[Dataset entries]
>> begin
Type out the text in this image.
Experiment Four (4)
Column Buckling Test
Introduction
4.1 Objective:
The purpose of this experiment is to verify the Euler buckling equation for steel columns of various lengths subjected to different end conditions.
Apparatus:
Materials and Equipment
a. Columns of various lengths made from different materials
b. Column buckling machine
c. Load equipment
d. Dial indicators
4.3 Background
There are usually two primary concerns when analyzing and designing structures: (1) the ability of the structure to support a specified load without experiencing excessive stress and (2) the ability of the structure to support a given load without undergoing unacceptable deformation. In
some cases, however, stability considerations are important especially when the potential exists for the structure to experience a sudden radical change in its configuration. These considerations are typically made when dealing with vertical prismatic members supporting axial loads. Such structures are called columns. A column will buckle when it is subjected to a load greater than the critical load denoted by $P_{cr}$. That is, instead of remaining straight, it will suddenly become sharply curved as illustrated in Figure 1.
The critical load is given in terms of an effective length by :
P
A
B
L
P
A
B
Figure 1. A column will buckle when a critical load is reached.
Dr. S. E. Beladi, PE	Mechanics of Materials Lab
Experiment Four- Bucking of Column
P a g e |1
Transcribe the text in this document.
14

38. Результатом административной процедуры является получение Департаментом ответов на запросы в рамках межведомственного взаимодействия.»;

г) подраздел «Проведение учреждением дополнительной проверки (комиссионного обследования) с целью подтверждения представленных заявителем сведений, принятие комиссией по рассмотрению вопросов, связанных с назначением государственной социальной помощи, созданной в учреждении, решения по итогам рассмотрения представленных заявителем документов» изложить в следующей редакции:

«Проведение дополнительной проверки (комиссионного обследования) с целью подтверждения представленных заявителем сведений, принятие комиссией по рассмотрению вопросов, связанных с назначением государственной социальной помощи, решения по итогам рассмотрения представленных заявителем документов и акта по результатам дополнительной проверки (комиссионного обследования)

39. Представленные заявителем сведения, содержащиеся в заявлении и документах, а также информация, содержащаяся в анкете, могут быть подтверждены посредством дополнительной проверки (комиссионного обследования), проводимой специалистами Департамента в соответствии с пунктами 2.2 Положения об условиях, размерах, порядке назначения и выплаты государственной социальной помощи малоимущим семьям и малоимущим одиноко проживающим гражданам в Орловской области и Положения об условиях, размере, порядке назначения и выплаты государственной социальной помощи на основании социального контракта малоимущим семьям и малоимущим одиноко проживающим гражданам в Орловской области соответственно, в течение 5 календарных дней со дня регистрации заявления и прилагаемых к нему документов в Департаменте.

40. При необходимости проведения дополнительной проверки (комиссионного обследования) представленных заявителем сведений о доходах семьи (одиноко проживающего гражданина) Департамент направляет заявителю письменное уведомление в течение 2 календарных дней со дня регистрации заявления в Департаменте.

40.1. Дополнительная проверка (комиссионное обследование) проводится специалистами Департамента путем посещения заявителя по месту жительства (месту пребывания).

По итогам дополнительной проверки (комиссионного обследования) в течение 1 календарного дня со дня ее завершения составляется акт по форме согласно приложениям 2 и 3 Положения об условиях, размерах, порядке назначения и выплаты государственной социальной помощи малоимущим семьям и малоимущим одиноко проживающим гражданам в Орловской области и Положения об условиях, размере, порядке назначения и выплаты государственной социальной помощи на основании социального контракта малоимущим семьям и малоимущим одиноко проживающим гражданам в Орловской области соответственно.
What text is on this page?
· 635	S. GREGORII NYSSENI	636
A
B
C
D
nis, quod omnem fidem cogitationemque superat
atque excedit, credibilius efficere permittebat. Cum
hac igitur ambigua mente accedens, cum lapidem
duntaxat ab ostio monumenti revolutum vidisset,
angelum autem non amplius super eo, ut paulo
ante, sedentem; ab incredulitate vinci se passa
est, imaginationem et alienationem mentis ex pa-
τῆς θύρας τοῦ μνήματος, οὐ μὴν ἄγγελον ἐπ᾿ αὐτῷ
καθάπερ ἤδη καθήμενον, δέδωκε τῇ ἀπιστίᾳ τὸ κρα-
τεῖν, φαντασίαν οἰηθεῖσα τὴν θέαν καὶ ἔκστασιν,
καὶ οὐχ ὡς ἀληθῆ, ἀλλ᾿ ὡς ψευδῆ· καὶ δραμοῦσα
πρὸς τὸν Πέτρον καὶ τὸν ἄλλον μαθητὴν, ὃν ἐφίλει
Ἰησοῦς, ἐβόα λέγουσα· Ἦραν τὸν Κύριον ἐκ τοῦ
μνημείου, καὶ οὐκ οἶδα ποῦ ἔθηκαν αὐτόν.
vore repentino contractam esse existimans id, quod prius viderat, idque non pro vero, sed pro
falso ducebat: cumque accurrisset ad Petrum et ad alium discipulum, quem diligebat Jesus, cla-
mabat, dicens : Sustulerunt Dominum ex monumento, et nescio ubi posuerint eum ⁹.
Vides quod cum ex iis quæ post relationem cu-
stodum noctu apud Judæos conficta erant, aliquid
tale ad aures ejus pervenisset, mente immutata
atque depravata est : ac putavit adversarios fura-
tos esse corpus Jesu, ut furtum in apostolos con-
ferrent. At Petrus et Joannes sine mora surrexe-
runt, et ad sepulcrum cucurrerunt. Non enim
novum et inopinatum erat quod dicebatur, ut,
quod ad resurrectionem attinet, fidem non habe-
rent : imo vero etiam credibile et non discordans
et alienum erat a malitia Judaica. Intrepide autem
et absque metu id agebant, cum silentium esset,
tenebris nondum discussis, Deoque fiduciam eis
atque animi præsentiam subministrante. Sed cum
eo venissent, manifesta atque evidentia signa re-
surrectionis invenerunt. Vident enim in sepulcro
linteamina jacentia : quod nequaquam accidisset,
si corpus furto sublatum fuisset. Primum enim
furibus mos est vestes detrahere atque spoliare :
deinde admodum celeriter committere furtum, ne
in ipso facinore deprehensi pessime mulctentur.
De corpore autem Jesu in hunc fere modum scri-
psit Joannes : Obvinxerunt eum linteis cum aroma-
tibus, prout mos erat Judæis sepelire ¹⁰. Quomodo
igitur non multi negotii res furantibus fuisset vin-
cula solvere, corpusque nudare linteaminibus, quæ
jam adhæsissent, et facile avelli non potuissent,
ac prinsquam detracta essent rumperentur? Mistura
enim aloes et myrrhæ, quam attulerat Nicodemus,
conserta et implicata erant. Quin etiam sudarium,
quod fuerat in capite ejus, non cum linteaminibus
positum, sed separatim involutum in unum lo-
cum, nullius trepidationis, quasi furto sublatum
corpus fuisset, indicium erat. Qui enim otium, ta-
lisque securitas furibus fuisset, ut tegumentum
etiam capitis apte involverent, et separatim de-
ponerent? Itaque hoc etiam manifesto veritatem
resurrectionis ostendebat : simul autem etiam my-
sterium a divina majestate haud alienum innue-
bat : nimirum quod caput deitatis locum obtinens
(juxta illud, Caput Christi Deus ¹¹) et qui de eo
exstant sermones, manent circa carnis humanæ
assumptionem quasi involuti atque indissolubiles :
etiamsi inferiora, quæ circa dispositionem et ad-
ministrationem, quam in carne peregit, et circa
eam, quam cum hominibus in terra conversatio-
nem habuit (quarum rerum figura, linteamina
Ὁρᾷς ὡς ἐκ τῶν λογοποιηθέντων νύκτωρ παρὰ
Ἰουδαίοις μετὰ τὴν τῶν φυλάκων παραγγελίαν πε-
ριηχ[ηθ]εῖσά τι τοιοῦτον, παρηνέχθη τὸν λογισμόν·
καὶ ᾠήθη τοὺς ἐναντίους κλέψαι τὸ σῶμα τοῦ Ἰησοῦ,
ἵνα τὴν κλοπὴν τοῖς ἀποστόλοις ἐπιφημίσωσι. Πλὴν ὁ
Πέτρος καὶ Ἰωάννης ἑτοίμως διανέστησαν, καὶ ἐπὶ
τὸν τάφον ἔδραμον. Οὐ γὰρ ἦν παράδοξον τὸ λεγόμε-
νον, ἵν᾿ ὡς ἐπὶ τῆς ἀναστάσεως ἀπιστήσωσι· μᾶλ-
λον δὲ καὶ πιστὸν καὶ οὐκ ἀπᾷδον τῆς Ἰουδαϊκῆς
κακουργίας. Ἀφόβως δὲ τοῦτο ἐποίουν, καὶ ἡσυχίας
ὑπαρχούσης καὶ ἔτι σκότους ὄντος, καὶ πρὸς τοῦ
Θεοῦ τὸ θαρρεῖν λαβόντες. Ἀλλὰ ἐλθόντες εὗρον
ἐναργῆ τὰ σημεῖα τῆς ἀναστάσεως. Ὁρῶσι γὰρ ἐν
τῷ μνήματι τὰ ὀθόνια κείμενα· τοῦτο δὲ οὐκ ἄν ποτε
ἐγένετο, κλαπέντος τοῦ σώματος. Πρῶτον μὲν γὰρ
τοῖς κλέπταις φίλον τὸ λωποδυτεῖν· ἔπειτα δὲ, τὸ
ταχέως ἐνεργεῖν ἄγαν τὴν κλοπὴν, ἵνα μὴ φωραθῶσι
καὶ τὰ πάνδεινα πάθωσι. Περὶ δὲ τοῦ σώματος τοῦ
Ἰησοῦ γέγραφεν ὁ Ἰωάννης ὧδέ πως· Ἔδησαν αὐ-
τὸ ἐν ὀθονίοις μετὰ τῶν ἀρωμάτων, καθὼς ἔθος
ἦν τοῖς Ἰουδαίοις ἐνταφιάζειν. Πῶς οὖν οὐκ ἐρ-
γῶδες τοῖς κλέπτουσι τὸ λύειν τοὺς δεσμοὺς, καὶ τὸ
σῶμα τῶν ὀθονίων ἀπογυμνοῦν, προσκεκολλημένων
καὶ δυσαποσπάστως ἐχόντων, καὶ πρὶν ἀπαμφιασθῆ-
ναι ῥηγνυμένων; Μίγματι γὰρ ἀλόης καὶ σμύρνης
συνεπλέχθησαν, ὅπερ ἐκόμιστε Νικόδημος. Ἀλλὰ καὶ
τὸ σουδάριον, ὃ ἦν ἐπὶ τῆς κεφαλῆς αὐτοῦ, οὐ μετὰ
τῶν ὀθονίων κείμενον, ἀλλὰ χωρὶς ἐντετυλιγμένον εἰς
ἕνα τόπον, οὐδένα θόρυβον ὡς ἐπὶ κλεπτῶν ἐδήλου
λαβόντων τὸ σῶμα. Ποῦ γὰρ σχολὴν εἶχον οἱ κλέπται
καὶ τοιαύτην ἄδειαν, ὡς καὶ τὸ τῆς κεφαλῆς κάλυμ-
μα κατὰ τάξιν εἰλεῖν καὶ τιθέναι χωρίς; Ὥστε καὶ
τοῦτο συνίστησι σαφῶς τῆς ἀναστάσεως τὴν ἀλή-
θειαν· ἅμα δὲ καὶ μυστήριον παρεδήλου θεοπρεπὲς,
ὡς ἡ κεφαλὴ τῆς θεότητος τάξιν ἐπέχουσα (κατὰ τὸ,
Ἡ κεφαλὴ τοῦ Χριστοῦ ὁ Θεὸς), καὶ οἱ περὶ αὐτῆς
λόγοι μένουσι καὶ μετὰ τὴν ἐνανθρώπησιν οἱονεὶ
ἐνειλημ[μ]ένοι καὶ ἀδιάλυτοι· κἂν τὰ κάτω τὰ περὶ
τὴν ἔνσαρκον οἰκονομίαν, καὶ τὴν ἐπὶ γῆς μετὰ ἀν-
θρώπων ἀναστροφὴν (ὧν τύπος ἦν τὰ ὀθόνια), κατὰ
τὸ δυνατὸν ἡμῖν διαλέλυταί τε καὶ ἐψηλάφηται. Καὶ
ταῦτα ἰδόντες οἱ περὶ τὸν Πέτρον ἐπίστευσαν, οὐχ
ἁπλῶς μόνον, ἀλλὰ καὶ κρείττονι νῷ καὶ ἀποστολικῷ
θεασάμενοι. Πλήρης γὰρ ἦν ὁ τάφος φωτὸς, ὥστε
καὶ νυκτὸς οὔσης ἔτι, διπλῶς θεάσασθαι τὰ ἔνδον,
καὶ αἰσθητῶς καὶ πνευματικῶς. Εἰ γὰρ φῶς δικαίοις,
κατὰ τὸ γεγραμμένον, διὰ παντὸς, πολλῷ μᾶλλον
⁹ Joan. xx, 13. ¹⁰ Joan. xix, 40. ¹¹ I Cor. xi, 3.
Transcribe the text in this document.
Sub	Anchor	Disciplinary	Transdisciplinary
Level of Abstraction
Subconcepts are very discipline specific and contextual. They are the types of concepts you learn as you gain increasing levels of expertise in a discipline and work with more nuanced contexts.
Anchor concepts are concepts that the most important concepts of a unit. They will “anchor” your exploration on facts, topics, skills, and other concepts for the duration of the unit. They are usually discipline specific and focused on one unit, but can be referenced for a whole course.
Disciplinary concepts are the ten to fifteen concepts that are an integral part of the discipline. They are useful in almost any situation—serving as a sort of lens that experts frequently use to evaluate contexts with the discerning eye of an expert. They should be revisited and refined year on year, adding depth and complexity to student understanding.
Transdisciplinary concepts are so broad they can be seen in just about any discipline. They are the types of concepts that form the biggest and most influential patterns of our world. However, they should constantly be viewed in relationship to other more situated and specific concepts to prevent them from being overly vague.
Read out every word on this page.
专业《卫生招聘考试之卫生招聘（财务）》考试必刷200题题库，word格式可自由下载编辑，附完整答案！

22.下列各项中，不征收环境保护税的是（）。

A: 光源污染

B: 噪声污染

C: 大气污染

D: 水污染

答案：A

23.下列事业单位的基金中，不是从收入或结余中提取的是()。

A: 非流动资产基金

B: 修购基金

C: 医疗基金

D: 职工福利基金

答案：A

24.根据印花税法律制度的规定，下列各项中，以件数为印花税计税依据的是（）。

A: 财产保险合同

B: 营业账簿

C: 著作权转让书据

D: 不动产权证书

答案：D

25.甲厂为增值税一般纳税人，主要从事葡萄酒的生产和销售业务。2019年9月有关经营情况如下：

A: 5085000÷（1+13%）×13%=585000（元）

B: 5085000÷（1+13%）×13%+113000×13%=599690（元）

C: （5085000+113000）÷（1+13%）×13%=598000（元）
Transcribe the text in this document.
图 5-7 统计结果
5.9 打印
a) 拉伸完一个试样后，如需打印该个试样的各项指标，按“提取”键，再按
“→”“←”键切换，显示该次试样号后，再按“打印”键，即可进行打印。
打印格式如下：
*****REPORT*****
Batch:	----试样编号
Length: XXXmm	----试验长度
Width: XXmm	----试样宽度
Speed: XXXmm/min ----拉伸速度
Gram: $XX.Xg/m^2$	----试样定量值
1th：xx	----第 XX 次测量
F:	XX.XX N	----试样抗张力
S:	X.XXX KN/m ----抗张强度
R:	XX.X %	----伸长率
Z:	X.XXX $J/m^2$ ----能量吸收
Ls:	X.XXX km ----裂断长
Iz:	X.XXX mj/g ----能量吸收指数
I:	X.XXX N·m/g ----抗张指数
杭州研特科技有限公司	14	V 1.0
>> end
Check each line above for "κεφαλῆς" and return the ones that have it.

τὸ σουδάριον, ὃ ἦν ἐπὶ τῆς κεφαλῆς αὐτοῦ, οὐ μετὰ
καὶ τοιαύτην ἄδειαν, ὡς καὶ τὸ τῆς κεφαλῆς κάλυμ-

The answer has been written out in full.